## WHAT THE EXERCISE ASKS:
Scan the records below. Copy every line in which the word "rigata" appears.

====

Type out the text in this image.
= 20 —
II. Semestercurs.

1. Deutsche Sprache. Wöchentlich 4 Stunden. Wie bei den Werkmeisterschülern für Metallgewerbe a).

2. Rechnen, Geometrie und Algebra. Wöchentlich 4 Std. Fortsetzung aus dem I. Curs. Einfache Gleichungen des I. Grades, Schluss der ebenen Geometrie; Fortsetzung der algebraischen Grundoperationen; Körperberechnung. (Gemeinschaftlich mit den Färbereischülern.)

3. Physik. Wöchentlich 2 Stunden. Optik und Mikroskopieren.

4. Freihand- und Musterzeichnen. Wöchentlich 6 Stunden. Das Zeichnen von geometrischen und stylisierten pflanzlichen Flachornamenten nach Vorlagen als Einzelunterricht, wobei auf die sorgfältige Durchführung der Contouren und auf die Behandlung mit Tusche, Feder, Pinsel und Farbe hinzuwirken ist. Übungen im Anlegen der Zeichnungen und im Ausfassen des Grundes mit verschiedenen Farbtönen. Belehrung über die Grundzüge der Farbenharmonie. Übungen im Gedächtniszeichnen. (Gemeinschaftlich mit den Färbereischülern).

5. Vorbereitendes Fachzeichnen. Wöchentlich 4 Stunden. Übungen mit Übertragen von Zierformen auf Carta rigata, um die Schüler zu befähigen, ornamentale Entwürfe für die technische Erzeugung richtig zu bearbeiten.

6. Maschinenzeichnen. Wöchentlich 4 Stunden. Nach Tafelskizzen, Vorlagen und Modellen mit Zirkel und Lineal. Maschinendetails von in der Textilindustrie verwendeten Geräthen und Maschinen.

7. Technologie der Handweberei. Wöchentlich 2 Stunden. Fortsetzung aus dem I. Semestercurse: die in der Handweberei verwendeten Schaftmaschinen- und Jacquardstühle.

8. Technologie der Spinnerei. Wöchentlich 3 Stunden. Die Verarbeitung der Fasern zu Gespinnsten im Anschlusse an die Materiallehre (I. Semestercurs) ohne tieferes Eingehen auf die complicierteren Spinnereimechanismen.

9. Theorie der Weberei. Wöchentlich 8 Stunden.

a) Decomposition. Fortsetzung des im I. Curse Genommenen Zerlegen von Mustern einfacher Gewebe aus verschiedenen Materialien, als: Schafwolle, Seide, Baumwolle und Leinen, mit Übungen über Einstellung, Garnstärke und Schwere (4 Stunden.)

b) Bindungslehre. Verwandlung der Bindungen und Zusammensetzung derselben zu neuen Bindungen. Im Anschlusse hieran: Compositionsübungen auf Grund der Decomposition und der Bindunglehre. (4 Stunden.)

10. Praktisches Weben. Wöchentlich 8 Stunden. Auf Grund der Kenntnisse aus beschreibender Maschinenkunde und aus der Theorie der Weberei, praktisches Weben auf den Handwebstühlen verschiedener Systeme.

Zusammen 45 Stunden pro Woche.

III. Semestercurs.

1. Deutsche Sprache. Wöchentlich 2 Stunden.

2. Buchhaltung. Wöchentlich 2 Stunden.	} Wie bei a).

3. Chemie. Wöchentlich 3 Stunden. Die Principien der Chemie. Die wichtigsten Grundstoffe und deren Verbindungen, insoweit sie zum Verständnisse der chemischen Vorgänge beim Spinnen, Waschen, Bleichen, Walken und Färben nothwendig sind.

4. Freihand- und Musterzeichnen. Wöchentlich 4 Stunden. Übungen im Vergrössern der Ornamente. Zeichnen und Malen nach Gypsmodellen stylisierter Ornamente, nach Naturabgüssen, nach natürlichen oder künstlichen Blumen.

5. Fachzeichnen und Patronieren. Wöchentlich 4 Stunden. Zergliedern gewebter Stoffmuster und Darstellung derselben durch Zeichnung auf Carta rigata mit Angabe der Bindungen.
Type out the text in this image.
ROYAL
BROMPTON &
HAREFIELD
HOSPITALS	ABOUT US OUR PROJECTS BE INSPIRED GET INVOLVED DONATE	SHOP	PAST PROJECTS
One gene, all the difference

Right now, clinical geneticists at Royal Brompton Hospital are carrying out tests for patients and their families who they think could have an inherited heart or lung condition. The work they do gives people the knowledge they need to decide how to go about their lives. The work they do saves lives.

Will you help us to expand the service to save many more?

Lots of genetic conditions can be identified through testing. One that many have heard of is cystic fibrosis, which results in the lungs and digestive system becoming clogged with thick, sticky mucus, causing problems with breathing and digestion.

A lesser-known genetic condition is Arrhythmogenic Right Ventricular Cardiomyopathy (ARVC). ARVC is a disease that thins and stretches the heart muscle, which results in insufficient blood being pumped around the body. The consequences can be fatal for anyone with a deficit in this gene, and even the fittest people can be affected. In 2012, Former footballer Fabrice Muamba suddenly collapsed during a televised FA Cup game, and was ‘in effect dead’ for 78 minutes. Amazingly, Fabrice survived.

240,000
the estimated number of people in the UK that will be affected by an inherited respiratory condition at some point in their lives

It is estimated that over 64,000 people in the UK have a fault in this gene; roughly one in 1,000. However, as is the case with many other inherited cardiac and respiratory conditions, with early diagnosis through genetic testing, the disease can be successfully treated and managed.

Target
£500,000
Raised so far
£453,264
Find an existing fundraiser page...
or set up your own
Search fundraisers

====

## COMPLETED TASK:
5. Vorbereitendes Fachzeichnen. Wöchentlich 4 Stunden. Übungen mit Übertragen von Zierformen auf Carta rigata, um die Schüler zu befähigen, ornamentale Entwürfe für die technische Erzeugung richtig zu bearbeiten.
5. Fachzeichnen und Patronieren. Wöchentlich 4 Stunden. Zergliedern gewebter Stoffmuster und Darstellung derselben durch Zeichnung auf Carta rigata mit Angabe der Bindungen.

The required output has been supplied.